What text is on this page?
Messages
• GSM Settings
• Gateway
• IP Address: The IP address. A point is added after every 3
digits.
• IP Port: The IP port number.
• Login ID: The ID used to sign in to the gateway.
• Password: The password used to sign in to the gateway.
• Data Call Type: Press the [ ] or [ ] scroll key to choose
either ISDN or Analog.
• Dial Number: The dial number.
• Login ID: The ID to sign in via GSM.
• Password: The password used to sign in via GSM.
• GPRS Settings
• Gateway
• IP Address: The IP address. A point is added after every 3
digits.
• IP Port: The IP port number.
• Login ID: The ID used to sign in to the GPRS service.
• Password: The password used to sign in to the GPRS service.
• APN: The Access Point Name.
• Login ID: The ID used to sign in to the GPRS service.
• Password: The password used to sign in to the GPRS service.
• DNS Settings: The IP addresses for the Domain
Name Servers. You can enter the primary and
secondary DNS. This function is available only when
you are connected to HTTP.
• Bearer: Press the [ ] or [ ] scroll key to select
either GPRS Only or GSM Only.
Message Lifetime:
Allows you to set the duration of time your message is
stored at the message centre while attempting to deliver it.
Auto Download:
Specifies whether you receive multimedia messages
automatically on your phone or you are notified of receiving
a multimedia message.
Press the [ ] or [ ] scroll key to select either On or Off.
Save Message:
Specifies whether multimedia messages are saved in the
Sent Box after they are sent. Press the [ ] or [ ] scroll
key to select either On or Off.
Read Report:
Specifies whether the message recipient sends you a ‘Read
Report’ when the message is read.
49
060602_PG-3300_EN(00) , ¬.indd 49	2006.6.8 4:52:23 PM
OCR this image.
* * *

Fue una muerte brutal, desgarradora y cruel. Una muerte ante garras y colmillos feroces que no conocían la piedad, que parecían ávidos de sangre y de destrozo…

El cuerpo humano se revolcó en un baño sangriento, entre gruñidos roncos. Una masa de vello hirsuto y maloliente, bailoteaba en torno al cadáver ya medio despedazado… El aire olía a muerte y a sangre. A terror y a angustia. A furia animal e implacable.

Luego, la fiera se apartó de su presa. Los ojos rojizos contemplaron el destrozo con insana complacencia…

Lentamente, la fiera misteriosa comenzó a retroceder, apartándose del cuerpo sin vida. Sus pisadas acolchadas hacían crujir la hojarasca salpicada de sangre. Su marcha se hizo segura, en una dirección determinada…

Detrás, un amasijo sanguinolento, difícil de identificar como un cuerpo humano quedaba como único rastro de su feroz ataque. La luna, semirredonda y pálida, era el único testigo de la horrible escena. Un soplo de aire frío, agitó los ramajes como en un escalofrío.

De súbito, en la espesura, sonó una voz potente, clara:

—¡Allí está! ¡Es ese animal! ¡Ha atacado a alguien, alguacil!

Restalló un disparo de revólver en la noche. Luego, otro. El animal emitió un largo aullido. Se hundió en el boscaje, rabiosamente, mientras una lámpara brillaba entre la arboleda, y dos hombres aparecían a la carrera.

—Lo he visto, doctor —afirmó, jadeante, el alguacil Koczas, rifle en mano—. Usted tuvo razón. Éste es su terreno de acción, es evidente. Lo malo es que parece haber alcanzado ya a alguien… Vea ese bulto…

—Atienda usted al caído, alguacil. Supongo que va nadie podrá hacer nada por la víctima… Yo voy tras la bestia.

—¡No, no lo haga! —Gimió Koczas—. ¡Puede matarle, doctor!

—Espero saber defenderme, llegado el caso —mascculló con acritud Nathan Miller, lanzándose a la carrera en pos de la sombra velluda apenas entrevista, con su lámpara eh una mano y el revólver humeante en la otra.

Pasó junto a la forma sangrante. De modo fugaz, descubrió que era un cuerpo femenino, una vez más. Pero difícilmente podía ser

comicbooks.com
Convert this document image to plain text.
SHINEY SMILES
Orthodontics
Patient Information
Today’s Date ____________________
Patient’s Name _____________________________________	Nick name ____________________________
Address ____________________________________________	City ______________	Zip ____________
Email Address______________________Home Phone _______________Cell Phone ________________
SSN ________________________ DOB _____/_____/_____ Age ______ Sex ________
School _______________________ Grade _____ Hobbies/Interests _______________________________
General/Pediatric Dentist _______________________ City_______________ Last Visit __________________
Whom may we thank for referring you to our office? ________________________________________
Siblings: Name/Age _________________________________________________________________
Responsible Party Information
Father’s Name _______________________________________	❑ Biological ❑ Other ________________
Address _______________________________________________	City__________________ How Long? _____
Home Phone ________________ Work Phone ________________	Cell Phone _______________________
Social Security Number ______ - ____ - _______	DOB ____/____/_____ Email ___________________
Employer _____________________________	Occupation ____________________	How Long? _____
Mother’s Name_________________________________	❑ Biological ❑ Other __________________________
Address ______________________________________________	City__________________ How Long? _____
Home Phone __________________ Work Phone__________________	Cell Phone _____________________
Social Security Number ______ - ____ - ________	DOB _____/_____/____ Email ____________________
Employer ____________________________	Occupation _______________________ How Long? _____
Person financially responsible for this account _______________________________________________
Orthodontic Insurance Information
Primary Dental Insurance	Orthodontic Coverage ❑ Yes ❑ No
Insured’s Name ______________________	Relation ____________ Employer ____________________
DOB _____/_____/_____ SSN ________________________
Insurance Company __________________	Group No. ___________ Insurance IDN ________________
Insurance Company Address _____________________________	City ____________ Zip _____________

---*---

● **EXERCISE BRIEF**
Give all of the entries again, word for word.

● **OUTPUT FOR THIS TASK**
What text is on this page?
Messages
• GSM Settings
• Gateway
• IP Address: The IP address. A point is added after every 3
digits.
• IP Port: The IP port number.
• Login ID: The ID used to sign in to the gateway.
• Password: The password used to sign in to the gateway.
• Data Call Type: Press the [ ] or [ ] scroll key to choose
either ISDN or Analog.
• Dial Number: The dial number.
• Login ID: The ID to sign in via GSM.
• Password: The password used to sign in via GSM.
• GPRS Settings
• Gateway
• IP Address: The IP address. A point is added after every 3
digits.
• IP Port: The IP port number.
• Login ID: The ID used to sign in to the GPRS service.
• Password: The password used to sign in to the GPRS service.
• APN: The Access Point Name.
• Login ID: The ID used to sign in to the GPRS service.
• Password: The password used to sign in to the GPRS service.
• DNS Settings: The IP addresses for the Domain
Name Servers. You can enter the primary and
secondary DNS. This function is available only when
you are connected to HTTP.
• Bearer: Press the [ ] or [ ] scroll key to select
either GPRS Only or GSM Only.
Message Lifetime:
Allows you to set the duration of time your message is
stored at the message centre while attempting to deliver it.
Auto Download:
Specifies whether you receive multimedia messages
automatically on your phone or you are notified of receiving
a multimedia message.
Press the [ ] or [ ] scroll key to select either On or Off.
Save Message:
Specifies whether multimedia messages are saved in the
Sent Box after they are sent. Press the [ ] or [ ] scroll
key to select either On or Off.
Read Report:
Specifies whether the message recipient sends you a ‘Read
Report’ when the message is read.
49
060602_PG-3300_EN(00) , ¬.indd 49	2006.6.8 4:52:23 PM
OCR this image.
* * *

Fue una muerte brutal, desgarradora y cruel. Una muerte ante garras y colmillos feroces que no conocían la piedad, que parecían ávidos de sangre y de destrozo…

El cuerpo humano se revolcó en un baño sangriento, entre gruñidos roncos. Una masa de vello hirsuto y maloliente, bailoteaba en torno al cadáver ya medio despedazado… El aire olía a muerte y a sangre. A terror y a angustia. A furia animal e implacable.

Luego, la fiera se apartó de su presa. Los ojos rojizos contemplaron el destrozo con insana complacencia…

Lentamente, la fiera misteriosa comenzó a retroceder, apartándose del cuerpo sin vida. Sus pisadas acolchadas hacían crujir la hojarasca salpicada de sangre. Su marcha se hizo segura, en una dirección determinada…

Detrás, un amasijo sanguinolento, difícil de identificar como un cuerpo humano quedaba como único rastro de su feroz ataque. La luna, semirredonda y pálida, era el único testigo de la horrible escena. Un soplo de aire frío, agitó los ramajes como en un escalofrío.

De súbito, en la espesura, sonó una voz potente, clara:

—¡Allí está! ¡Es ese animal! ¡Ha atacado a alguien, alguacil!

Restalló un disparo de revólver en la noche. Luego, otro. El animal emitió un largo aullido. Se hundió en el boscaje, rabiosamente, mientras una lámpara brillaba entre la arboleda, y dos hombres aparecían a la carrera.

—Lo he visto, doctor —afirmó, jadeante, el alguacil Koczas, rifle en mano—. Usted tuvo razón. Éste es su terreno de acción, es evidente. Lo malo es que parece haber alcanzado ya a alguien… Vea ese bulto…

—Atienda usted al caído, alguacil. Supongo que va nadie podrá hacer nada por la víctima… Yo voy tras la bestia.

—¡No, no lo haga! —Gimió Koczas—. ¡Puede matarle, doctor!

—Espero saber defenderme, llegado el caso —mascculló con acritud Nathan Miller, lanzándose a la carrera en pos de la sombra velluda apenas entrevista, con su lámpara eh una mano y el revólver humeante en la otra.

Pasó junto a la forma sangrante. De modo fugaz, descubrió que era un cuerpo femenino, una vez más. Pero difícilmente podía ser

comicbooks.com
Convert this document image to plain text.
SHINEY SMILES
Orthodontics
Patient Information
Today’s Date ____________________
Patient’s Name _____________________________________	Nick name ____________________________
Address ____________________________________________	City ______________	Zip ____________
Email Address______________________Home Phone _______________Cell Phone ________________
SSN ________________________ DOB _____/_____/_____ Age ______ Sex ________
School _______________________ Grade _____ Hobbies/Interests _______________________________
General/Pediatric Dentist _______________________ City_______________ Last Visit __________________
Whom may we thank for referring you to our office? ________________________________________
Siblings: Name/Age _________________________________________________________________
Responsible Party Information
Father’s Name _______________________________________	❑ Biological ❑ Other ________________
Address _______________________________________________	City__________________ How Long? _____
Home Phone ________________ Work Phone ________________	Cell Phone _______________________
Social Security Number ______ - ____ - _______	DOB ____/____/_____ Email ___________________
Employer _____________________________	Occupation ____________________	How Long? _____
Mother’s Name_________________________________	❑ Biological ❑ Other __________________________
Address ______________________________________________	City__________________ How Long? _____
Home Phone __________________ Work Phone__________________	Cell Phone _____________________
Social Security Number ______ - ____ - ________	DOB _____/_____/____ Email ____________________
Employer ____________________________	Occupation _______________________ How Long? _____
Person financially responsible for this account _______________________________________________
Orthodontic Insurance Information
Primary Dental Insurance	Orthodontic Coverage ❑ Yes ❑ No
Insured’s Name ______________________	Relation ____________ Employer ____________________
DOB _____/_____/_____ SSN ________________________
Insurance Company __________________	Group No. ___________ Insurance IDN ________________
Insurance Company Address _____________________________	City ____________ Zip _____________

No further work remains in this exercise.